Every line that includes the word "энергия" is to be listed.

(Stored data)
++++

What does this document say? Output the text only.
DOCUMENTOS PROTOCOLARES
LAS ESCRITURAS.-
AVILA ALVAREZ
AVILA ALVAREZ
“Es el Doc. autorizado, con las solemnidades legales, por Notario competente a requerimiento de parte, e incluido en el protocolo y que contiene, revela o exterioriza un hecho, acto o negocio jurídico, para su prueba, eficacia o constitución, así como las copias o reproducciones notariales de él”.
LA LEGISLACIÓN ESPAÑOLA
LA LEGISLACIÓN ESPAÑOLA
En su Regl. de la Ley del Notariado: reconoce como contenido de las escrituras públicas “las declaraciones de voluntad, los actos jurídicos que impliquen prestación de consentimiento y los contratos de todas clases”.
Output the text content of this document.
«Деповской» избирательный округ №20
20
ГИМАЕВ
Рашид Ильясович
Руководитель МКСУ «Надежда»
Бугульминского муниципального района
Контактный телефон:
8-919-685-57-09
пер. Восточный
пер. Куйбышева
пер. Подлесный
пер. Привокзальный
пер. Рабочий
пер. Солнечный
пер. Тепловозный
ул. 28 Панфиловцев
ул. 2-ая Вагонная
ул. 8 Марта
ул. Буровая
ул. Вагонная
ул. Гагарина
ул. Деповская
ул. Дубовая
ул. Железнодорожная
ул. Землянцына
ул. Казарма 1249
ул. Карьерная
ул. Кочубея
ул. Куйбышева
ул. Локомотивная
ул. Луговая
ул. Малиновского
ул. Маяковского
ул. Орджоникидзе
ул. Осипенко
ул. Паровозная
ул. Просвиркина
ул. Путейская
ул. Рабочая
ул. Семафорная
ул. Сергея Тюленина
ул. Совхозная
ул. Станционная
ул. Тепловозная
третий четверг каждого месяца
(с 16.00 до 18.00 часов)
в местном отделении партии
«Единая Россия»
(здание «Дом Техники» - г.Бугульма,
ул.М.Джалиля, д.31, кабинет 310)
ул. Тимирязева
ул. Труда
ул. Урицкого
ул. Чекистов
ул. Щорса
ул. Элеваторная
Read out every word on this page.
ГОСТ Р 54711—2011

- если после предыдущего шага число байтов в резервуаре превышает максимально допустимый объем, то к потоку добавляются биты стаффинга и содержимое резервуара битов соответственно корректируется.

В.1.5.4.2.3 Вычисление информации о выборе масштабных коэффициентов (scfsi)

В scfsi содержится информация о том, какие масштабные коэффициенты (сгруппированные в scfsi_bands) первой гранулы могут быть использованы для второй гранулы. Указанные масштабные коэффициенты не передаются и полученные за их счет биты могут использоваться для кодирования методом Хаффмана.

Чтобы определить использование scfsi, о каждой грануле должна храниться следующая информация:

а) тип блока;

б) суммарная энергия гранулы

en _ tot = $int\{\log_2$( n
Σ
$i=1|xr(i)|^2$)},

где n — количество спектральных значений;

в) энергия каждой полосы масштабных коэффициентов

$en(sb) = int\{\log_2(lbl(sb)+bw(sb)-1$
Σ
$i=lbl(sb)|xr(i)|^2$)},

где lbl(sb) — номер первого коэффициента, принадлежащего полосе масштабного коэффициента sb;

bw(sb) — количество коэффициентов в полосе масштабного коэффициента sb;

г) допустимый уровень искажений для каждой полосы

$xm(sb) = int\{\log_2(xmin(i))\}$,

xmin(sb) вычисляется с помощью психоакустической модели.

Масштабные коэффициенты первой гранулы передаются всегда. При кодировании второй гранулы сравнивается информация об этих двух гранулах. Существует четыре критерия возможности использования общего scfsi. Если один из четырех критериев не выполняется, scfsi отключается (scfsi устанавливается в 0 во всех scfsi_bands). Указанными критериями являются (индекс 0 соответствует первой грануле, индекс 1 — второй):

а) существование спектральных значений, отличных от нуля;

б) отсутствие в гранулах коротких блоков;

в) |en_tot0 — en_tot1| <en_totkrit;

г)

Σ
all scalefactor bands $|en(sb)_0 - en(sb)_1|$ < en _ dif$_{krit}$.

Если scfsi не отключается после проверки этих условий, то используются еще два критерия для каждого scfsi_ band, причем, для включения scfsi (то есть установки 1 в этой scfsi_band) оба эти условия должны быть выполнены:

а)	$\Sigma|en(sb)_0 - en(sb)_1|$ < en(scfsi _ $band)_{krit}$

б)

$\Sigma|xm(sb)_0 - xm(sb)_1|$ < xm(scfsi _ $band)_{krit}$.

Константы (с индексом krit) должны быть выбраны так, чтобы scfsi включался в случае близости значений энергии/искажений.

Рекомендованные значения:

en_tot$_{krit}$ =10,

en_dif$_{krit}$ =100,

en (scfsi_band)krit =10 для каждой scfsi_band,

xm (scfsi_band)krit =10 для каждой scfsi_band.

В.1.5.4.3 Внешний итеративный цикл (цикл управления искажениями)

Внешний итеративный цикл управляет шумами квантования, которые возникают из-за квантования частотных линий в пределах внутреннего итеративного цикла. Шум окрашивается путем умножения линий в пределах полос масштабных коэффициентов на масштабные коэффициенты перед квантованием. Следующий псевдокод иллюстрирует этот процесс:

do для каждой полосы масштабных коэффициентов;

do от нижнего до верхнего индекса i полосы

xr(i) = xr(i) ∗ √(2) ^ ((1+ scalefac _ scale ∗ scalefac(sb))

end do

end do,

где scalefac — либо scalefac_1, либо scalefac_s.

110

++++

=== Exercise answer ===
б) суммарная энергия гранулы
в) энергия каждой полосы масштабных коэффициентов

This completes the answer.